- **Dataset rows**:
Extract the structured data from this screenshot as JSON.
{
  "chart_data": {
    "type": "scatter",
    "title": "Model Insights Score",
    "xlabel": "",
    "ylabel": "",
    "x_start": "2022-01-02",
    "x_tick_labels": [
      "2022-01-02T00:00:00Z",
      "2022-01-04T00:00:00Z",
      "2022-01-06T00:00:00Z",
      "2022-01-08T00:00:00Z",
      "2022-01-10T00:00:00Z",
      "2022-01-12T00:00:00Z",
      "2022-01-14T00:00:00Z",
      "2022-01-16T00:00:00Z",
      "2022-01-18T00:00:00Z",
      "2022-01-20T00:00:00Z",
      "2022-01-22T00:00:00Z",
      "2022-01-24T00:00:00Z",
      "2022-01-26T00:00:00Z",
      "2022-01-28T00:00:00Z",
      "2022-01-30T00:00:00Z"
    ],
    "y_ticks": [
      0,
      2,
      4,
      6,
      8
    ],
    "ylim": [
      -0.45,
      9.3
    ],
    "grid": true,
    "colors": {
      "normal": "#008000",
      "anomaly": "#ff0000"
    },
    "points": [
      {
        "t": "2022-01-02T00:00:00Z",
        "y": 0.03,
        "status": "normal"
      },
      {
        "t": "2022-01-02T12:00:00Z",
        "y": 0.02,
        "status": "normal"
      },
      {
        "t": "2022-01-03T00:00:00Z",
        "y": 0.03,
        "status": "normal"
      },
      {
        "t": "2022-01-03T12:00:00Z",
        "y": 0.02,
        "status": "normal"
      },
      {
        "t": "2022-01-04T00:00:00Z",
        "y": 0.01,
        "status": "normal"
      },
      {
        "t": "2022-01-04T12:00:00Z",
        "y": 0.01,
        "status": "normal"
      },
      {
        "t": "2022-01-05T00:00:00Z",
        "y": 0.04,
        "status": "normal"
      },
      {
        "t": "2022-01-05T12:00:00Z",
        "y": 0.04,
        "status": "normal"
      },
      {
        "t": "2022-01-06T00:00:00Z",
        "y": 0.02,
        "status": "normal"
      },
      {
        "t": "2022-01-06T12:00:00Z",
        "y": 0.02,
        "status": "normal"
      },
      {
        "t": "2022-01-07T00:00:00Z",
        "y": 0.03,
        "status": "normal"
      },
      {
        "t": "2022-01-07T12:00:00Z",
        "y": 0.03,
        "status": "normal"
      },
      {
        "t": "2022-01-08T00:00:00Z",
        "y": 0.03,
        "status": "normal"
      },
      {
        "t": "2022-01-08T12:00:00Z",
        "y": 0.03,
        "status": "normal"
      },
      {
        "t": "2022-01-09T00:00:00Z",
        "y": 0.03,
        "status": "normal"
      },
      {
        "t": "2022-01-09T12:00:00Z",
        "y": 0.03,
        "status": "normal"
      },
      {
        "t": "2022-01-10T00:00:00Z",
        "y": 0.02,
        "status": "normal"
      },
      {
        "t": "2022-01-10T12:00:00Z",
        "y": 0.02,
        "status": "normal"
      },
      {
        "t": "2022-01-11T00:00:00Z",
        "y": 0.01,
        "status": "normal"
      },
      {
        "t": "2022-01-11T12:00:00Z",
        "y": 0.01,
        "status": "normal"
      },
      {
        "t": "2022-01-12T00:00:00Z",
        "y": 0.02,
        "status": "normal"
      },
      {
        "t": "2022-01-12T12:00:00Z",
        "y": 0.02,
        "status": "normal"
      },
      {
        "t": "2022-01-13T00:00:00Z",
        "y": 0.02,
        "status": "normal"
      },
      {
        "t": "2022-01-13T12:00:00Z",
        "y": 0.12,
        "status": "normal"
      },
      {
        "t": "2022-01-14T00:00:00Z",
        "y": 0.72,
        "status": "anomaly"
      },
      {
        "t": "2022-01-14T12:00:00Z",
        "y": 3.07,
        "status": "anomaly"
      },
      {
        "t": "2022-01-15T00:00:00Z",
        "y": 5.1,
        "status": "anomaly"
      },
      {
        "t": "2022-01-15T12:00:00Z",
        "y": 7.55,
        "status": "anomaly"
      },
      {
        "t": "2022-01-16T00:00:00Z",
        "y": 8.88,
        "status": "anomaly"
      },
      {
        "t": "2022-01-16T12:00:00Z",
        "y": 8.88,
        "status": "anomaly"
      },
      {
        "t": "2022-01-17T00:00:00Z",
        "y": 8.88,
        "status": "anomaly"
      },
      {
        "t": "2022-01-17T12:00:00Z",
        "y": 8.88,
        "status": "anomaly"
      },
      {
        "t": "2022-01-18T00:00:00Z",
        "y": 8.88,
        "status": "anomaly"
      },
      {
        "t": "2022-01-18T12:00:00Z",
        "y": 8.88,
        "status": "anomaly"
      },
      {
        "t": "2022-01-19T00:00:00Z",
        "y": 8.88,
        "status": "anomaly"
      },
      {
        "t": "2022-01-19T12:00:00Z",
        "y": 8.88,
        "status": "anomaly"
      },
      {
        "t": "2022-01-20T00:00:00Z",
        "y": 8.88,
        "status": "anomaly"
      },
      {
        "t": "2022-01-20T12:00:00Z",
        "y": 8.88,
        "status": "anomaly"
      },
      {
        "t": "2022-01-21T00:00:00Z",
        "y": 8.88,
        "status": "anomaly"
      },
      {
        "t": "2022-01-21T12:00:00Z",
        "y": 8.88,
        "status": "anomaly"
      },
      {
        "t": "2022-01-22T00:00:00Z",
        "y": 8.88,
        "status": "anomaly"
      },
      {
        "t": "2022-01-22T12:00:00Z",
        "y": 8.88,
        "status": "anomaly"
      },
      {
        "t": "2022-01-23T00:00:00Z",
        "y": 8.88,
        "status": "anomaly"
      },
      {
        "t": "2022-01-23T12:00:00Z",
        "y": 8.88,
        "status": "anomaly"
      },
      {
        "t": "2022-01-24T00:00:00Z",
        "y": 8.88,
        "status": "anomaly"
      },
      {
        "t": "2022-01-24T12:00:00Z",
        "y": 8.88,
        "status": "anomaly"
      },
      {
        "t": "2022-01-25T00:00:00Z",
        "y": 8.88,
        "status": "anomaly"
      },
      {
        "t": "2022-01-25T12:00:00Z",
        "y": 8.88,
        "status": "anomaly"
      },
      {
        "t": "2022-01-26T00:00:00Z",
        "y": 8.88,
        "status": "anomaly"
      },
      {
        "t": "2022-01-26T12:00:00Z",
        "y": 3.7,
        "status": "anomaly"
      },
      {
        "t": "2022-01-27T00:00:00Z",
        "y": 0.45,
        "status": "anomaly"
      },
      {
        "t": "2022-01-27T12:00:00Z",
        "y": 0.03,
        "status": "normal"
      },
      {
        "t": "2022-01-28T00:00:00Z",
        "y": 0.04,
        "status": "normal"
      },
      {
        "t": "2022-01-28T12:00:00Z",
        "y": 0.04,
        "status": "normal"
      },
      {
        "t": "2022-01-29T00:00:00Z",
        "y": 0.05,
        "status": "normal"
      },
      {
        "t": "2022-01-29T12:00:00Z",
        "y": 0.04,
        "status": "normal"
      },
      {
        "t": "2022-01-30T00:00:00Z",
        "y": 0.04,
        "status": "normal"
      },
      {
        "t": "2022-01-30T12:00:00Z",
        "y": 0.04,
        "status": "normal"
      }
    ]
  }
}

- **Written instruction**: Go through the records above and retype each one exactly.

- **Reply to the exercise**:
Extract the structured data from this screenshot as JSON.
{
  "chart_data": {
    "type": "scatter",
    "title": "Model Insights Score",
    "xlabel": "",
    "ylabel": "",
    "x_start": "2022-01-02",
    "x_tick_labels": [
      "2022-01-02T00:00:00Z",
      "2022-01-04T00:00:00Z",
      "2022-01-06T00:00:00Z",
      "2022-01-08T00:00:00Z",
      "2022-01-10T00:00:00Z",
      "2022-01-12T00:00:00Z",
      "2022-01-14T00:00:00Z",
      "2022-01-16T00:00:00Z",
      "2022-01-18T00:00:00Z",
      "2022-01-20T00:00:00Z",
      "2022-01-22T00:00:00Z",
      "2022-01-24T00:00:00Z",
      "2022-01-26T00:00:00Z",
      "2022-01-28T00:00:00Z",
      "2022-01-30T00:00:00Z"
    ],
    "y_ticks": [
      0,
      2,
      4,
      6,
      8
    ],
    "ylim": [
      -0.45,
      9.3
    ],
    "grid": true,
    "colors": {
      "normal": "#008000",
      "anomaly": "#ff0000"
    },
    "points": [
      {
        "t": "2022-01-02T00:00:00Z",
        "y": 0.03,
        "status": "normal"
      },
      {
        "t": "2022-01-02T12:00:00Z",
        "y": 0.02,
        "status": "normal"
      },
      {
        "t": "2022-01-03T00:00:00Z",
        "y": 0.03,
        "status": "normal"
      },
      {
        "t": "2022-01-03T12:00:00Z",
        "y": 0.02,
        "status": "normal"
      },
      {
        "t": "2022-01-04T00:00:00Z",
        "y": 0.01,
        "status": "normal"
      },
      {
        "t": "2022-01-04T12:00:00Z",
        "y": 0.01,
        "status": "normal"
      },
      {
        "t": "2022-01-05T00:00:00Z",
        "y": 0.04,
        "status": "normal"
      },
      {
        "t": "2022-01-05T12:00:00Z",
        "y": 0.04,
        "status": "normal"
      },
      {
        "t": "2022-01-06T00:00:00Z",
        "y": 0.02,
        "status": "normal"
      },
      {
        "t": "2022-01-06T12:00:00Z",
        "y": 0.02,
        "status": "normal"
      },
      {
        "t": "2022-01-07T00:00:00Z",
        "y": 0.03,
        "status": "normal"
      },
      {
        "t": "2022-01-07T12:00:00Z",
        "y": 0.03,
        "status": "normal"
      },
      {
        "t": "2022-01-08T00:00:00Z",
        "y": 0.03,
        "status": "normal"
      },
      {
        "t": "2022-01-08T12:00:00Z",
        "y": 0.03,
        "status": "normal"
      },
      {
        "t": "2022-01-09T00:00:00Z",
        "y": 0.03,
        "status": "normal"
      },
      {
        "t": "2022-01-09T12:00:00Z",
        "y": 0.03,
        "status": "normal"
      },
      {
        "t": "2022-01-10T00:00:00Z",
        "y": 0.02,
        "status": "normal"
      },
      {
        "t": "2022-01-10T12:00:00Z",
        "y": 0.02,
        "status": "normal"
      },
      {
        "t": "2022-01-11T00:00:00Z",
        "y": 0.01,
        "status": "normal"
      },
      {
        "t": "2022-01-11T12:00:00Z",
        "y": 0.01,
        "status": "normal"
      },
      {
        "t": "2022-01-12T00:00:00Z",
        "y": 0.02,
        "status": "normal"
      },
      {
        "t": "2022-01-12T12:00:00Z",
        "y": 0.02,
        "status": "normal"
      },
      {
        "t": "2022-01-13T00:00:00Z",
        "y": 0.02,
        "status": "normal"
      },
      {
        "t": "2022-01-13T12:00:00Z",
        "y": 0.12,
        "status": "normal"
      },
      {
        "t": "2022-01-14T00:00:00Z",
        "y": 0.72,
        "status": "anomaly"
      },
      {
        "t": "2022-01-14T12:00:00Z",
        "y": 3.07,
        "status": "anomaly"
      },
      {
        "t": "2022-01-15T00:00:00Z",
        "y": 5.1,
        "status": "anomaly"
      },
      {
        "t": "2022-01-15T12:00:00Z",
        "y": 7.55,
        "status": "anomaly"
      },
      {
        "t": "2022-01-16T00:00:00Z",
        "y": 8.88,
        "status": "anomaly"
      },
      {
        "t": "2022-01-16T12:00:00Z",
        "y": 8.88,
        "status": "anomaly"
      },
      {
        "t": "2022-01-17T00:00:00Z",
        "y": 8.88,
        "status": "anomaly"
      },
      {
        "t": "2022-01-17T12:00:00Z",
        "y": 8.88,
        "status": "anomaly"
      },
      {
        "t": "2022-01-18T00:00:00Z",
        "y": 8.88,
        "status": "anomaly"
      },
      {
        "t": "2022-01-18T12:00:00Z",
        "y": 8.88,
        "status": "anomaly"
      },
      {
        "t": "2022-01-19T00:00:00Z",
        "y": 8.88,
        "status": "anomaly"
      },
      {
        "t": "2022-01-19T12:00:00Z",
        "y": 8.88,
        "status": "anomaly"
      },
      {
        "t": "2022-01-20T00:00:00Z",
        "y": 8.88,
        "status": "anomaly"
      },
      {
        "t": "2022-01-20T12:00:00Z",
        "y": 8.88,
        "status": "anomaly"
      },
      {
        "t": "2022-01-21T00:00:00Z",
        "y": 8.88,
        "status": "anomaly"
      },
      {
        "t": "2022-01-21T12:00:00Z",
        "y": 8.88,
        "status": "anomaly"
      },
      {
        "t": "2022-01-22T00:00:00Z",
        "y": 8.88,
        "status": "anomaly"
      },
      {
        "t": "2022-01-22T12:00:00Z",
        "y": 8.88,
        "status": "anomaly"
      },
      {
        "t": "2022-01-23T00:00:00Z",
        "y": 8.88,
        "status": "anomaly"
      },
      {
        "t": "2022-01-23T12:00:00Z",
        "y": 8.88,
        "status": "anomaly"
      },
      {
        "t": "2022-01-24T00:00:00Z",
        "y": 8.88,
        "status": "anomaly"
      },
      {
        "t": "2022-01-24T12:00:00Z",
        "y": 8.88,
        "status": "anomaly"
      },
      {
        "t": "2022-01-25T00:00:00Z",
        "y": 8.88,
        "status": "anomaly"
      },
      {
        "t": "2022-01-25T12:00:00Z",
        "y": 8.88,
        "status": "anomaly"
      },
      {
        "t": "2022-01-26T00:00:00Z",
        "y": 8.88,
        "status": "anomaly"
      },
      {
        "t": "2022-01-26T12:00:00Z",
        "y": 3.7,
        "status": "anomaly"
      },
      {
        "t": "2022-01-27T00:00:00Z",
        "y": 0.45,
        "status": "anomaly"
      },
      {
        "t": "2022-01-27T12:00:00Z",
        "y": 0.03,
        "status": "normal"
      },
      {
        "t": "2022-01-28T00:00:00Z",
        "y": 0.04,
        "status": "normal"
      },
      {
        "t": "2022-01-28T12:00:00Z",
        "y": 0.04,
        "status": "normal"
      },
      {
        "t": "2022-01-29T00:00:00Z",
        "y": 0.05,
        "status": "normal"
      },
      {
        "t": "2022-01-29T12:00:00Z",
        "y": 0.04,
        "status": "normal"
      },
      {
        "t": "2022-01-30T00:00:00Z",
        "y": 0.04,
        "status": "normal"
      },
      {
        "t": "2022-01-30T12:00:00Z",
        "y": 0.04,
        "status": "normal"
      }
    ]
  }
}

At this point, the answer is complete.